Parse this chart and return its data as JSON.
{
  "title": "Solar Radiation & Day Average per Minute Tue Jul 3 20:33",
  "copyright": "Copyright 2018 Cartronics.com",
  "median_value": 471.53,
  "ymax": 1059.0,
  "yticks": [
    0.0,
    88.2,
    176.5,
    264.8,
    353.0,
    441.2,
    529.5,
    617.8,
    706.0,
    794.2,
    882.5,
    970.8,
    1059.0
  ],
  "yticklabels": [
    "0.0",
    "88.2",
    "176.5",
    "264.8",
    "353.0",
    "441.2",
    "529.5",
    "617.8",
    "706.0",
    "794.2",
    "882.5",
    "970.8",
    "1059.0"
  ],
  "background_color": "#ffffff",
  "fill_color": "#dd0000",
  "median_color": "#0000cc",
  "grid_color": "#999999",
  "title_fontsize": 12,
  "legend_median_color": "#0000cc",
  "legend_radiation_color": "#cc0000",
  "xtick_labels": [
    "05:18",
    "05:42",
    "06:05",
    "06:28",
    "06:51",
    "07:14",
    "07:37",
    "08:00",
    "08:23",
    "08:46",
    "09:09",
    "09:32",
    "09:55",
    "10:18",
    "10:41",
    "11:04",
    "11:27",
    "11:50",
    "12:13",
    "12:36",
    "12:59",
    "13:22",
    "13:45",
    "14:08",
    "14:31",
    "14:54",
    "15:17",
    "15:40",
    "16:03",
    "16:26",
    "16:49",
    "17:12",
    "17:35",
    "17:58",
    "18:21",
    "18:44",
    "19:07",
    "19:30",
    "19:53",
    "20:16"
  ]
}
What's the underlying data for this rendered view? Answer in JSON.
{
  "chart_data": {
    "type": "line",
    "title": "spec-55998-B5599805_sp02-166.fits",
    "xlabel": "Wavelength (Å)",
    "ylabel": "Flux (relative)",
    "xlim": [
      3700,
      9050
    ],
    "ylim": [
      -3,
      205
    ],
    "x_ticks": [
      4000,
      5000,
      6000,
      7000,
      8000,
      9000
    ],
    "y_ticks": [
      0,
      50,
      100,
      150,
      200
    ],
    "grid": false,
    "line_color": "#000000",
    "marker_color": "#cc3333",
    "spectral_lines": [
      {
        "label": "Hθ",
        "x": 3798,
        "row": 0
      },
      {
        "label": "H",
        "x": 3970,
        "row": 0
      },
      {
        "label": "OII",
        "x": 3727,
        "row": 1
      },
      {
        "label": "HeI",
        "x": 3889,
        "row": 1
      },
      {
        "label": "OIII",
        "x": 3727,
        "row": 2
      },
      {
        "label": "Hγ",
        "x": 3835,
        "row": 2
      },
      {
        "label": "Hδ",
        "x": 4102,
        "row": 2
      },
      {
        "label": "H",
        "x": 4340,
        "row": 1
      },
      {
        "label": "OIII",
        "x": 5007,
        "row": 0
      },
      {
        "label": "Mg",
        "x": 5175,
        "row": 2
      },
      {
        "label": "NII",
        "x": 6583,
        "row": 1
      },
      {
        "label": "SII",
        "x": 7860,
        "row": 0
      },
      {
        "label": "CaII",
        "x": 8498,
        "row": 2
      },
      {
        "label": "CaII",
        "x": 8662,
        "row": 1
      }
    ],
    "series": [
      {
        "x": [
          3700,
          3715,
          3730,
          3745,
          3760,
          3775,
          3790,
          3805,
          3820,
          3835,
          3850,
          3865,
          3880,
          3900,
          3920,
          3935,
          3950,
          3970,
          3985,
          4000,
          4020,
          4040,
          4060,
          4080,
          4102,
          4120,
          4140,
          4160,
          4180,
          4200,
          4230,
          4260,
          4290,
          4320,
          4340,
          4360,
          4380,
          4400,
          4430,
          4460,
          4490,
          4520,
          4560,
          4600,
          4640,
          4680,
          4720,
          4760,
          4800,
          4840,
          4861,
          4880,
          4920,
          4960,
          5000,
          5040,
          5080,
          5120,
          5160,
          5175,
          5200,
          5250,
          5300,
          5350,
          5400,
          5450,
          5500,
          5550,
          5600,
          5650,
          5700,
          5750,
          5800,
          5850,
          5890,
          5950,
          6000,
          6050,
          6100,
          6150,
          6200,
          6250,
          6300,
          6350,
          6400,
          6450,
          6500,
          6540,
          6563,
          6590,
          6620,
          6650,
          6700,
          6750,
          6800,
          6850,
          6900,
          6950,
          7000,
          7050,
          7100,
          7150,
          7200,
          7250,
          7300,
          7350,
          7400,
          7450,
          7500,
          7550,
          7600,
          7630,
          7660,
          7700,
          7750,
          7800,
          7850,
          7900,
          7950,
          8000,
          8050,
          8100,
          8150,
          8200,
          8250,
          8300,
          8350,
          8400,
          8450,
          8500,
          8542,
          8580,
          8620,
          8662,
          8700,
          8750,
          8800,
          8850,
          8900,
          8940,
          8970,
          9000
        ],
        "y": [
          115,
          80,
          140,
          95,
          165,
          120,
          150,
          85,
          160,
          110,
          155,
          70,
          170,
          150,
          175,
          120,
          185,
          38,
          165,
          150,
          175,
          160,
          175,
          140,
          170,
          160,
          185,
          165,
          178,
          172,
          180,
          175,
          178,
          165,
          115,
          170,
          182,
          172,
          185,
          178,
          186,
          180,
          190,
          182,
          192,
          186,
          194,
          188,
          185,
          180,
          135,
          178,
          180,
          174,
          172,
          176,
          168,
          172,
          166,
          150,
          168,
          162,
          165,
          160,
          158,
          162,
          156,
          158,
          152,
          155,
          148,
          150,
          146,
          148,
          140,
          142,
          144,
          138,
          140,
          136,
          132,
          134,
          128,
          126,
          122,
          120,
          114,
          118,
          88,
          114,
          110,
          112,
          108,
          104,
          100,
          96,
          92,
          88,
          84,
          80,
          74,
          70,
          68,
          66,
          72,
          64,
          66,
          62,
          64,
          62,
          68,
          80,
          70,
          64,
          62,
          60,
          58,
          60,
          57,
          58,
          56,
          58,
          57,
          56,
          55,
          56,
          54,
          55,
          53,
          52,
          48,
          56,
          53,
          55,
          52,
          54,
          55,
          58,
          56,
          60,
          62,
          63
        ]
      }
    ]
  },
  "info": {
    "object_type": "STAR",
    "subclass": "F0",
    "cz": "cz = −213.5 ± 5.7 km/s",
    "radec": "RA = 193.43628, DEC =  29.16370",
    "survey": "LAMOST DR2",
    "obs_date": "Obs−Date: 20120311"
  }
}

################

**Written problem:** Your task is to quote all of the data word for word.

**Exercise answer:**
Parse this chart and return its data as JSON.
{
  "title": "Solar Radiation & Day Average per Minute Tue Jul 3 20:33",
  "copyright": "Copyright 2018 Cartronics.com",
  "median_value": 471.53,
  "ymax": 1059.0,
  "yticks": [
    0.0,
    88.2,
    176.5,
    264.8,
    353.0,
    441.2,
    529.5,
    617.8,
    706.0,
    794.2,
    882.5,
    970.8,
    1059.0
  ],
  "yticklabels": [
    "0.0",
    "88.2",
    "176.5",
    "264.8",
    "353.0",
    "441.2",
    "529.5",
    "617.8",
    "706.0",
    "794.2",
    "882.5",
    "970.8",
    "1059.0"
  ],
  "background_color": "#ffffff",
  "fill_color": "#dd0000",
  "median_color": "#0000cc",
  "grid_color": "#999999",
  "title_fontsize": 12,
  "legend_median_color": "#0000cc",
  "legend_radiation_color": "#cc0000",
  "xtick_labels": [
    "05:18",
    "05:42",
    "06:05",
    "06:28",
    "06:51",
    "07:14",
    "07:37",
    "08:00",
    "08:23",
    "08:46",
    "09:09",
    "09:32",
    "09:55",
    "10:18",
    "10:41",
    "11:04",
    "11:27",
    "11:50",
    "12:13",
    "12:36",
    "12:59",
    "13:22",
    "13:45",
    "14:08",
    "14:31",
    "14:54",
    "15:17",
    "15:40",
    "16:03",
    "16:26",
    "16:49",
    "17:12",
    "17:35",
    "17:58",
    "18:21",
    "18:44",
    "19:07",
    "19:30",
    "19:53",
    "20:16"
  ]
}
What's the underlying data for this rendered view? Answer in JSON.
{
  "chart_data": {
    "type": "line",
    "title": "spec-55998-B5599805_sp02-166.fits",
    "xlabel": "Wavelength (Å)",
    "ylabel": "Flux (relative)",
    "xlim": [
      3700,
      9050
    ],
    "ylim": [
      -3,
      205
    ],
    "x_ticks": [
      4000,
      5000,
      6000,
      7000,
      8000,
      9000
    ],
    "y_ticks": [
      0,
      50,
      100,
      150,
      200
    ],
    "grid": false,
    "line_color": "#000000",
    "marker_color": "#cc3333",
    "spectral_lines": [
      {
        "label": "Hθ",
        "x": 3798,
        "row": 0
      },
      {
        "label": "H",
        "x": 3970,
        "row": 0
      },
      {
        "label": "OII",
        "x": 3727,
        "row": 1
      },
      {
        "label": "HeI",
        "x": 3889,
        "row": 1
      },
      {
        "label": "OIII",
        "x": 3727,
        "row": 2
      },
      {
        "label": "Hγ",
        "x": 3835,
        "row": 2
      },
      {
        "label": "Hδ",
        "x": 4102,
        "row": 2
      },
      {
        "label": "H",
        "x": 4340,
        "row": 1
      },
      {
        "label": "OIII",
        "x": 5007,
        "row": 0
      },
      {
        "label": "Mg",
        "x": 5175,
        "row": 2
      },
      {
        "label": "NII",
        "x": 6583,
        "row": 1
      },
      {
        "label": "SII",
        "x": 7860,
        "row": 0
      },
      {
        "label": "CaII",
        "x": 8498,
        "row": 2
      },
      {
        "label": "CaII",
        "x": 8662,
        "row": 1
      }
    ],
    "series": [
      {
        "x": [
          3700,
          3715,
          3730,
          3745,
          3760,
          3775,
          3790,
          3805,
          3820,
          3835,
          3850,
          3865,
          3880,
          3900,
          3920,
          3935,
          3950,
          3970,
          3985,
          4000,
          4020,
          4040,
          4060,
          4080,
          4102,
          4120,
          4140,
          4160,
          4180,
          4200,
          4230,
          4260,
          4290,
          4320,
          4340,
          4360,
          4380,
          4400,
          4430,
          4460,
          4490,
          4520,
          4560,
          4600,
          4640,
          4680,
          4720,
          4760,
          4800,
          4840,
          4861,
          4880,
          4920,
          4960,
          5000,
          5040,
          5080,
          5120,
          5160,
          5175,
          5200,
          5250,
          5300,
          5350,
          5400,
          5450,
          5500,
          5550,
          5600,
          5650,
          5700,
          5750,
          5800,
          5850,
          5890,
          5950,
          6000,
          6050,
          6100,
          6150,
          6200,
          6250,
          6300,
          6350,
          6400,
          6450,
          6500,
          6540,
          6563,
          6590,
          6620,
          6650,
          6700,
          6750,
          6800,
          6850,
          6900,
          6950,
          7000,
          7050,
          7100,
          7150,
          7200,
          7250,
          7300,
          7350,
          7400,
          7450,
          7500,
          7550,
          7600,
          7630,
          7660,
          7700,
          7750,
          7800,
          7850,
          7900,
          7950,
          8000,
          8050,
          8100,
          8150,
          8200,
          8250,
          8300,
          8350,
          8400,
          8450,
          8500,
          8542,
          8580,
          8620,
          8662,
          8700,
          8750,
          8800,
          8850,
          8900,
          8940,
          8970,
          9000
        ],
        "y": [
          115,
          80,
          140,
          95,
          165,
          120,
          150,
          85,
          160,
          110,
          155,
          70,
          170,
          150,
          175,
          120,
          185,
          38,
          165,
          150,
          175,
          160,
          175,
          140,
          170,
          160,
          185,
          165,
          178,
          172,
          180,
          175,
          178,
          165,
          115,
          170,
          182,
          172,
          185,
          178,
          186,
          180,
          190,
          182,
          192,
          186,
          194,
          188,
          185,
          180,
          135,
          178,
          180,
          174,
          172,
          176,
          168,
          172,
          166,
          150,
          168,
          162,
          165,
          160,
          158,
          162,
          156,
          158,
          152,
          155,
          148,
          150,
          146,
          148,
          140,
          142,
          144,
          138,
          140,
          136,
          132,
          134,
          128,
          126,
          122,
          120,
          114,
          118,
          88,
          114,
          110,
          112,
          108,
          104,
          100,
          96,
          92,
          88,
          84,
          80,
          74,
          70,
          68,
          66,
          72,
          64,
          66,
          62,
          64,
          62,
          68,
          80,
          70,
          64,
          62,
          60,
          58,
          60,
          57,
          58,
          56,
          58,
          57,
          56,
          55,
          56,
          54,
          55,
          53,
          52,
          48,
          56,
          53,
          55,
          52,
          54,
          55,
          58,
          56,
          60,
          62,
          63
        ]
      }
    ]
  },
  "info": {
    "object_type": "STAR",
    "subclass": "F0",
    "cz": "cz = −213.5 ± 5.7 km/s",
    "radec": "RA = 193.43628, DEC =  29.16370",
    "survey": "LAMOST DR2",
    "obs_date": "Obs−Date: 20120311"
  }
}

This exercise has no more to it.